GIVEN REQUEST: In the listing below, identify each line with the word "additional" and return those lines.

(Dataset excerpts)

--------------------------------

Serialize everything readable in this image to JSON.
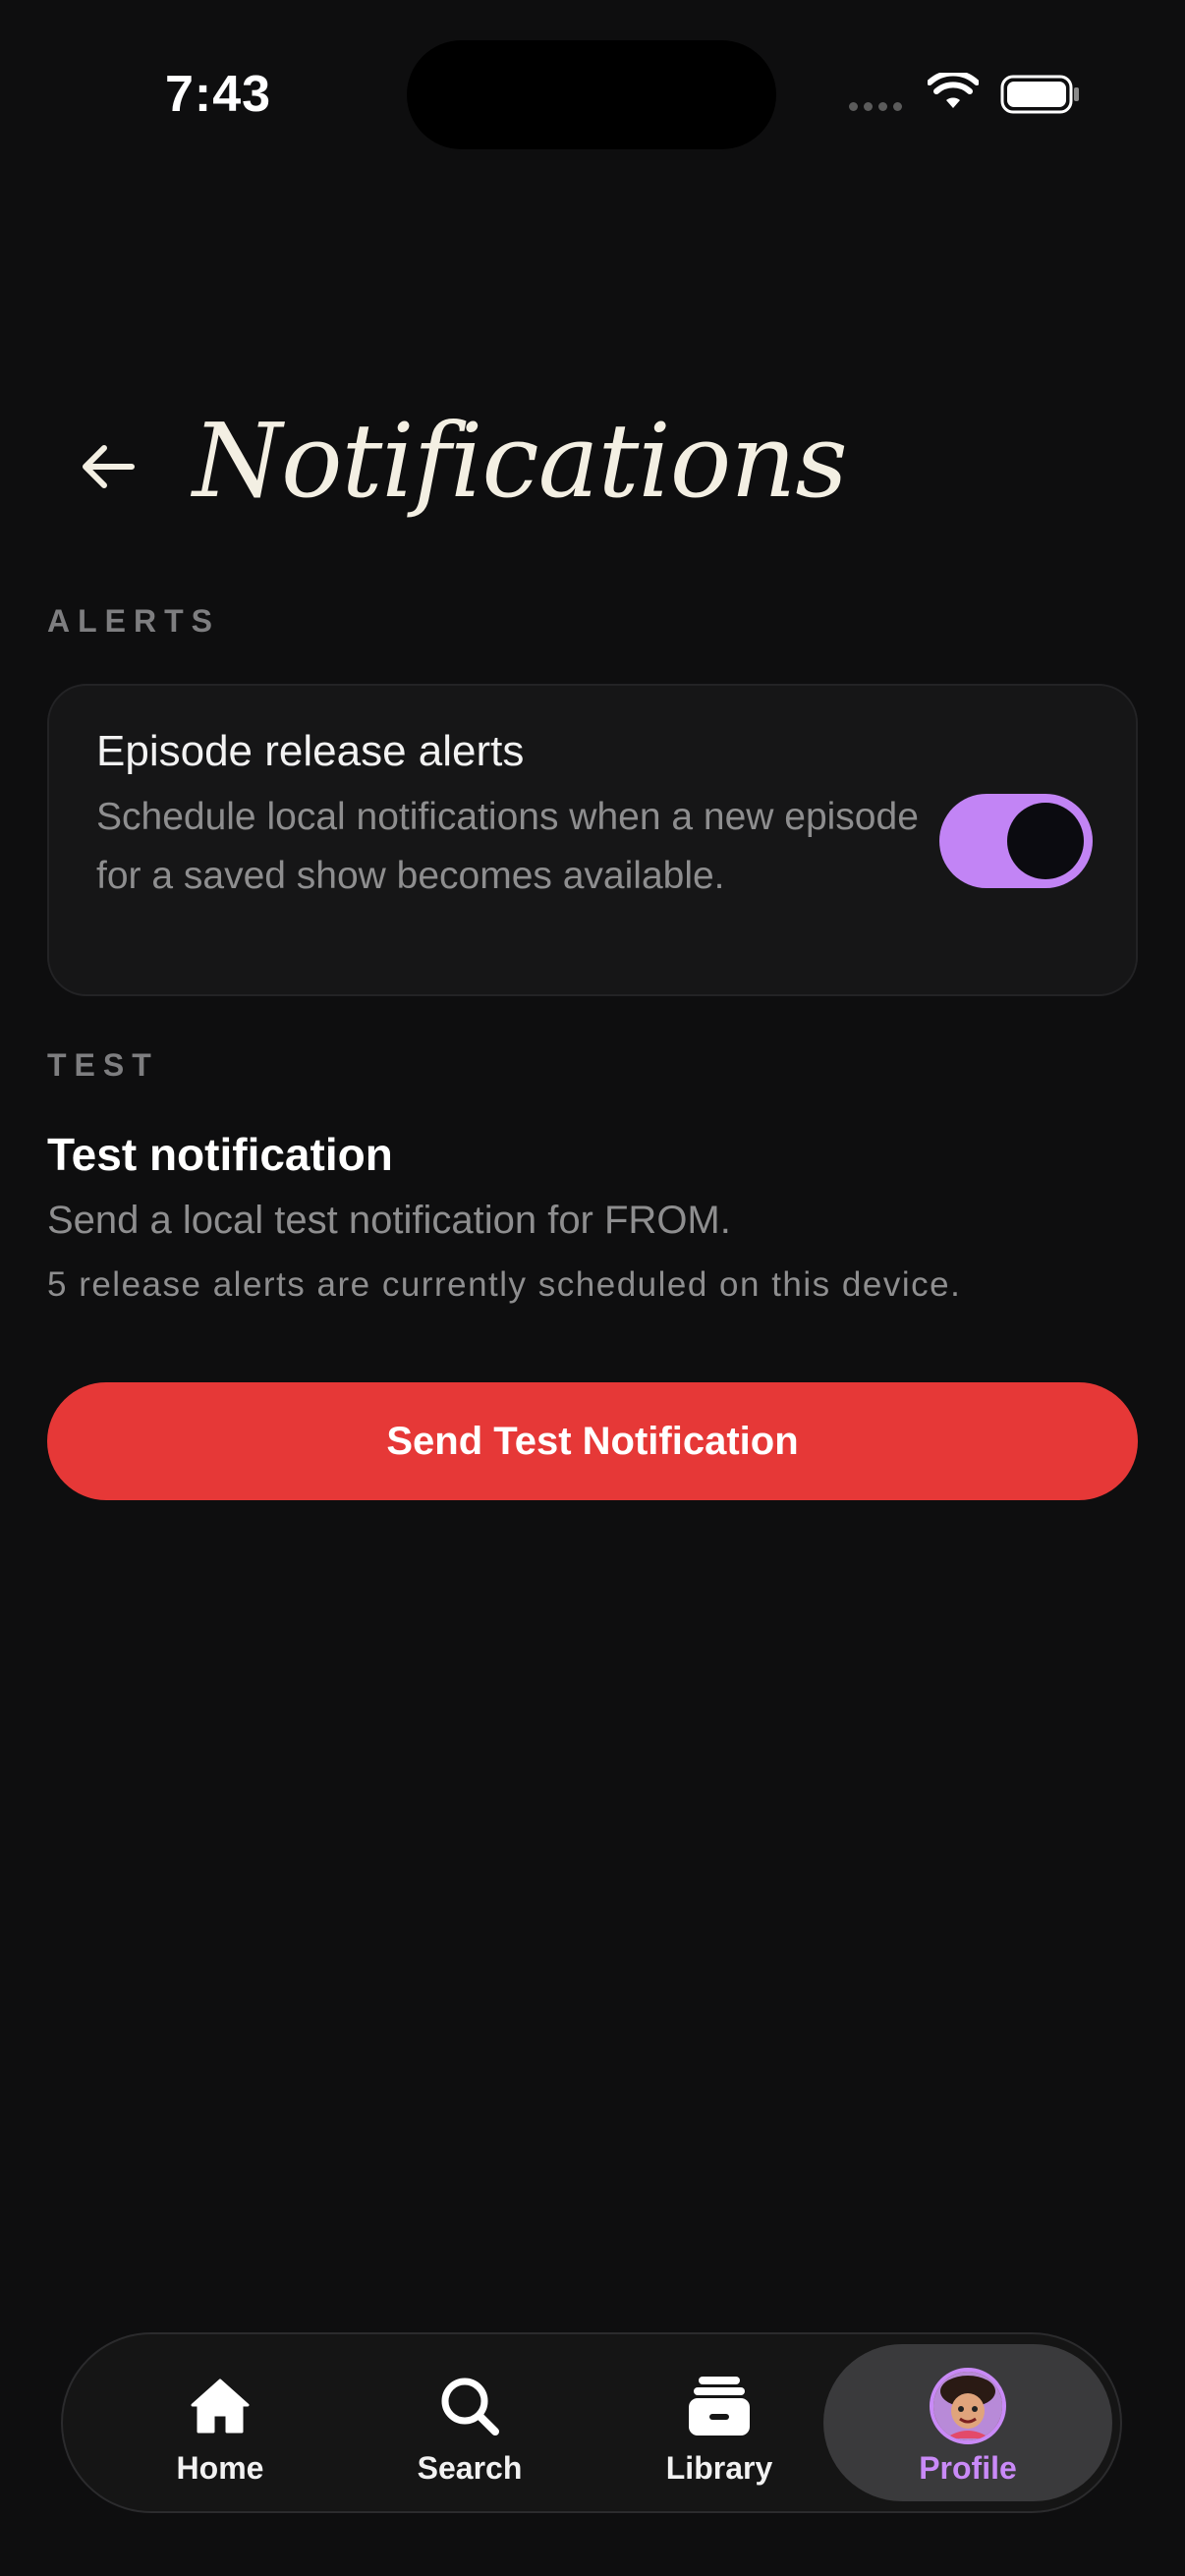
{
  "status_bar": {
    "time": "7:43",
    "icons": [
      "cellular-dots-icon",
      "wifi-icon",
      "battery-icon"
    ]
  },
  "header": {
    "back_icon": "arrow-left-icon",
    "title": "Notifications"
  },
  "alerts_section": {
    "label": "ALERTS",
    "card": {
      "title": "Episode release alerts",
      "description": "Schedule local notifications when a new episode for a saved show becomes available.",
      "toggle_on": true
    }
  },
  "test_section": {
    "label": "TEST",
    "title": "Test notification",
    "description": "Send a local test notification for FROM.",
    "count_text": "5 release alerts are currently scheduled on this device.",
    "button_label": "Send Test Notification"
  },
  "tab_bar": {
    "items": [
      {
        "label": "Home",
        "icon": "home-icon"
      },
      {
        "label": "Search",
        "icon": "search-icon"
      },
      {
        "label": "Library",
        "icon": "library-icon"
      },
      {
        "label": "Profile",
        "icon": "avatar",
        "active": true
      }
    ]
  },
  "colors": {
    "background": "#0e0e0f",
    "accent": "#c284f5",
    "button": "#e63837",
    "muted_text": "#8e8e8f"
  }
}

--------------------------------

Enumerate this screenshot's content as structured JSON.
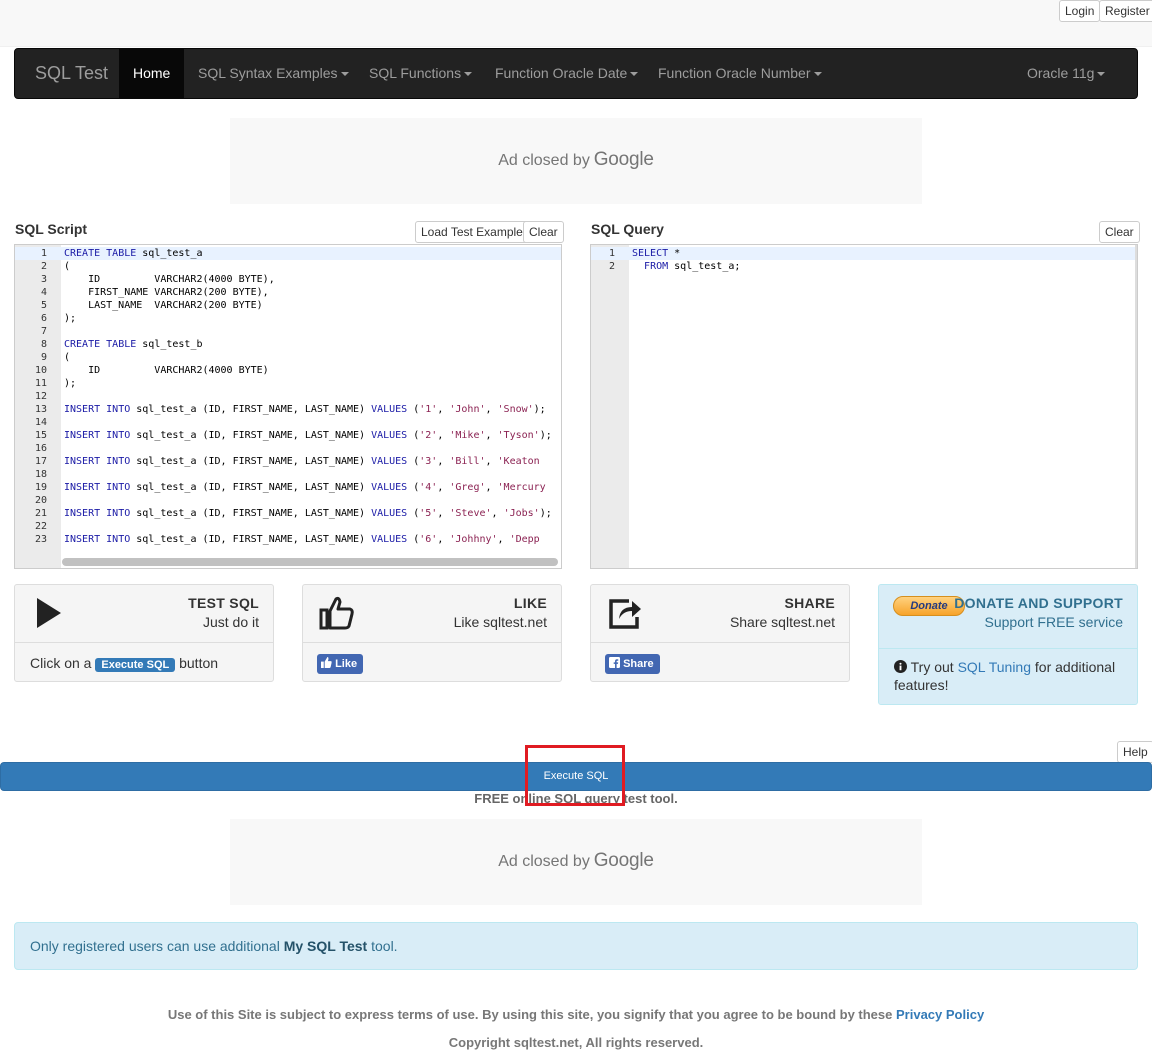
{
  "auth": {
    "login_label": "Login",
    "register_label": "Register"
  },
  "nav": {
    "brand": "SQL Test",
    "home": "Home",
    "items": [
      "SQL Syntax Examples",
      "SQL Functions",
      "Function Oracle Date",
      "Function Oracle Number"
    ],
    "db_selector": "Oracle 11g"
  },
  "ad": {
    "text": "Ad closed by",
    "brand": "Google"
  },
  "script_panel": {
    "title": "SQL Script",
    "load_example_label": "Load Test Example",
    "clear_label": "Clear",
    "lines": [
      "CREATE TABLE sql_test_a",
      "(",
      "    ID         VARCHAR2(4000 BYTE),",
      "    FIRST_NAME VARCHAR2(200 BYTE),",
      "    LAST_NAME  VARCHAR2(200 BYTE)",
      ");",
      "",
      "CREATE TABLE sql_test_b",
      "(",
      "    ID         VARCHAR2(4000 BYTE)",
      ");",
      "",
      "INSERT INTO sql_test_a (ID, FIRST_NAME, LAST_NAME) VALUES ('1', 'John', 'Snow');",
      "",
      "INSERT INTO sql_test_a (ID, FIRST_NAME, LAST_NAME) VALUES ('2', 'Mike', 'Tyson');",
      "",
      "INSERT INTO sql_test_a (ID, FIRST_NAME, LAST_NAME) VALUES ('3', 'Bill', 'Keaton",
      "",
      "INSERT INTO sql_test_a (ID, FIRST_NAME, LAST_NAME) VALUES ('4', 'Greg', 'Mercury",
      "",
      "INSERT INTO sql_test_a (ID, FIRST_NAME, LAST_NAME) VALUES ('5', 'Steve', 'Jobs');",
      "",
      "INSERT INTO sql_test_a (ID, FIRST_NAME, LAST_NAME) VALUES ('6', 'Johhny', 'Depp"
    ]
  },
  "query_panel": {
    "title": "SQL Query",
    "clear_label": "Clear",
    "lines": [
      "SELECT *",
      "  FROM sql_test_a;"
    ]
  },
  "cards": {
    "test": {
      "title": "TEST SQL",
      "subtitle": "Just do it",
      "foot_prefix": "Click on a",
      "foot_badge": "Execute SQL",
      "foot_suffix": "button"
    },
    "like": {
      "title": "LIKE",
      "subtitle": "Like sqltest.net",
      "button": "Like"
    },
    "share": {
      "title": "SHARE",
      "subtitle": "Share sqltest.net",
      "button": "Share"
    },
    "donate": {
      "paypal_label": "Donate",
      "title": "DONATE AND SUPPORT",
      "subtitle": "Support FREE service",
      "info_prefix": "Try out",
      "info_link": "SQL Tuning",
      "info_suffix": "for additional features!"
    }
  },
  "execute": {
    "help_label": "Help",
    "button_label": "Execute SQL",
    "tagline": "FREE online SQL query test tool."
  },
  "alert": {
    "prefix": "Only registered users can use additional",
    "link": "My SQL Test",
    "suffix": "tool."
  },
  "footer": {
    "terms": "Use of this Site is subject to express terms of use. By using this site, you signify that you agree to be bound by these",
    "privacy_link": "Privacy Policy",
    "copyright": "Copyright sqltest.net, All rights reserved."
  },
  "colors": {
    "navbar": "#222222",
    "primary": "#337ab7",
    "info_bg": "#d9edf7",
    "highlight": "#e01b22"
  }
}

--------------------------------

WORKED SOLUTION:
      "info_suffix": "for additional features!"
    "prefix": "Only registered users can use additional",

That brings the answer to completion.